[Data entries]
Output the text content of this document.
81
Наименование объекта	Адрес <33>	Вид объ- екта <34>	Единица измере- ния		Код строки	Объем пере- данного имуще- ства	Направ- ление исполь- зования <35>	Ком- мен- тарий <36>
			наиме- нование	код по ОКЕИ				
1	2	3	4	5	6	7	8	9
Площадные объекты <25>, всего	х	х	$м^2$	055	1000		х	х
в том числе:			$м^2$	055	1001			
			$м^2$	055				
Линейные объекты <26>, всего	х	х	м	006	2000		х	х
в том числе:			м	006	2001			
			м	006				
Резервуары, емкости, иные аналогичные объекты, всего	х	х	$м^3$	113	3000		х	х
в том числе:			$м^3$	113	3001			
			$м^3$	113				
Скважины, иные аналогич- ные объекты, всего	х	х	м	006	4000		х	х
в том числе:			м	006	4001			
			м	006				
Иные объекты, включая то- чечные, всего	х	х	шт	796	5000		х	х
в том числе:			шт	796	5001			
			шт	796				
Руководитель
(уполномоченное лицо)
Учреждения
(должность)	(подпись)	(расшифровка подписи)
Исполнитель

**SHORT TASK**
Copy out every line with the word "объекты".

**REPLY TO THE TASK**
Площадные объекты <25>, всего	х	х	$м^2$	055	1000		х	х
Линейные объекты <26>, всего	х	х	м	006	2000		х	х
Резервуары, емкости, иные аналогичные объекты, всего	х	х	$м^3$	113	3000		х	х
Скважины, иные аналогич- ные объекты, всего	х	х	м	006	4000		х	х
Иные объекты, включая то- чечные, всего	х	х	шт	796	5000		х	х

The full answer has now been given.